→ SET TASK: Without the pictures, copy all the entries below exactly.

→ LISTING:
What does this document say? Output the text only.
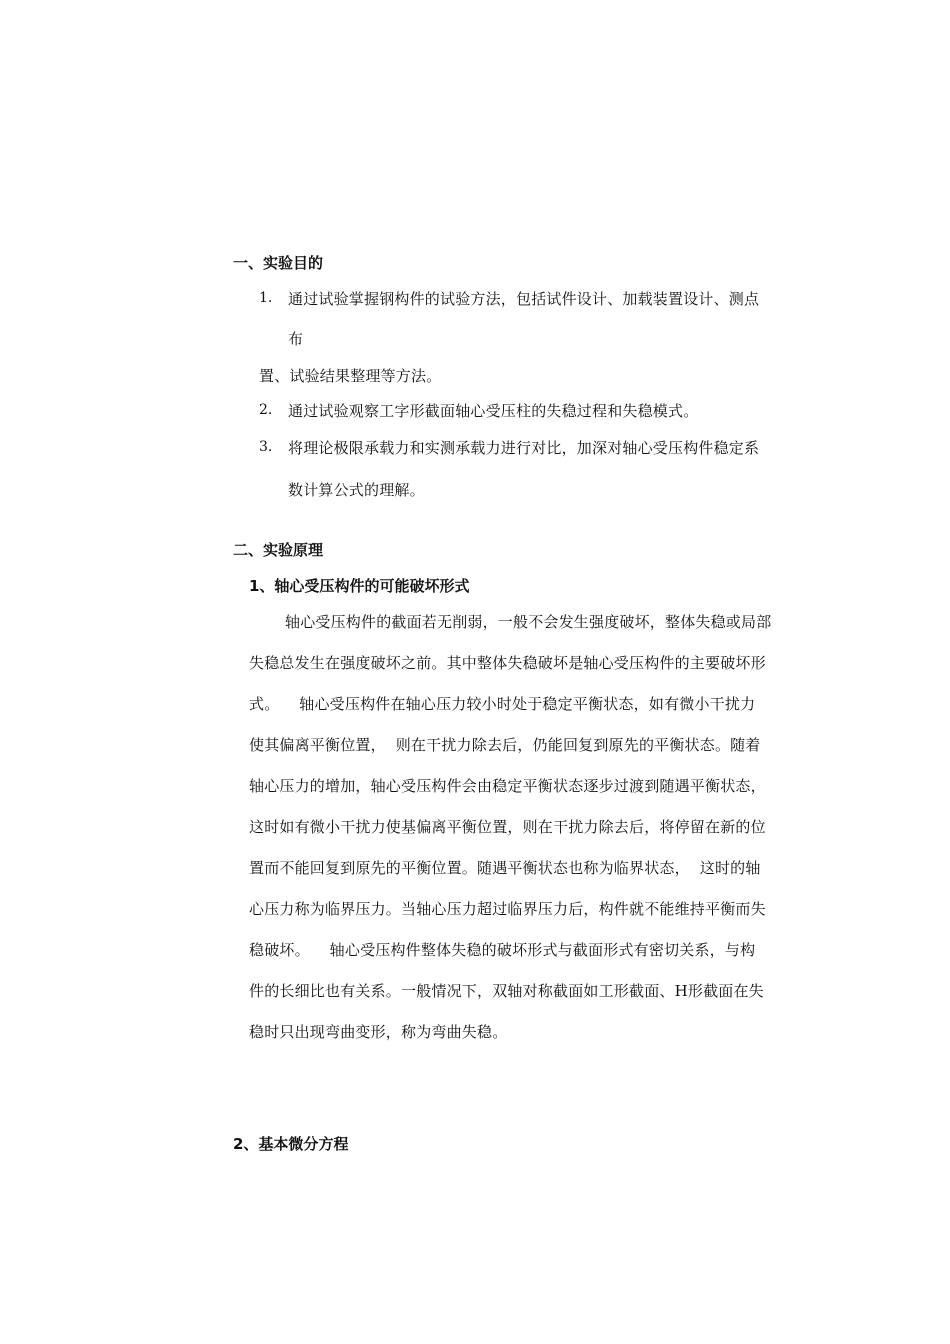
一、实验目的
1. 通过试验掌握钢构件的试验方法，包括试件设计、加载装置设计、测点
布
置、试验结果整理等方法。
2. 通过试验观察工字形截面轴心受压柱的失稳过程和失稳模式。
3. 将理论极限承载力和实测承载力进行对比，加深对轴心受压构件稳定系
数计算公式的理解。
二、实验原理
1、轴心受压构件的可能破坏形式
轴心受压构件的截面若无削弱，一般不会发生强度破坏，整体失稳或局部
失稳总发生在强度破坏之前。其中整体失稳破坏是轴心受压构件的主要破坏形
式。    轴心受压构件在轴心压力较小时处于稳定平衡状态，如有微小干扰力
使其偏离平衡位置，  则在干扰力除去后，仍能回复到原先的平衡状态。随着
轴心压力的增加，轴心受压构件会由稳定平衡状态逐步过渡到随遇平衡状态，
这时如有微小干扰力使基偏离平衡位置，则在干扰力除去后，将停留在新的位
置而不能回复到原先的平衡位置。随遇平衡状态也称为临界状态，  这时的轴
心压力称为临界压力。当轴心压力超过临界压力后，构件就不能维持平衡而失
稳破坏。    轴心受压构件整体失稳的破坏形式与截面形式有密切关系，与构
件的长细比也有关系。一般情况下，双轴对称截面如工形截面、H形截面在失
稳时只出现弯曲变形，称为弯曲失稳。
2、基本微分方程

→ SOLUTION TO THIS PROBLEM:
What does this document say? Output the text only.
一、实验目的
1. 通过试验掌握钢构件的试验方法，包括试件设计、加载装置设计、测点
布
置、试验结果整理等方法。
2. 通过试验观察工字形截面轴心受压柱的失稳过程和失稳模式。
3. 将理论极限承载力和实测承载力进行对比，加深对轴心受压构件稳定系
数计算公式的理解。
二、实验原理
1、轴心受压构件的可能破坏形式
轴心受压构件的截面若无削弱，一般不会发生强度破坏，整体失稳或局部
失稳总发生在强度破坏之前。其中整体失稳破坏是轴心受压构件的主要破坏形
式。    轴心受压构件在轴心压力较小时处于稳定平衡状态，如有微小干扰力
使其偏离平衡位置，  则在干扰力除去后，仍能回复到原先的平衡状态。随着
轴心压力的增加，轴心受压构件会由稳定平衡状态逐步过渡到随遇平衡状态，
这时如有微小干扰力使基偏离平衡位置，则在干扰力除去后，将停留在新的位
置而不能回复到原先的平衡位置。随遇平衡状态也称为临界状态，  这时的轴
心压力称为临界压力。当轴心压力超过临界压力后，构件就不能维持平衡而失
稳破坏。    轴心受压构件整体失稳的破坏形式与截面形式有密切关系，与构
件的长细比也有关系。一般情况下，双轴对称截面如工形截面、H形截面在失
稳时只出现弯曲变形，称为弯曲失稳。
2、基本微分方程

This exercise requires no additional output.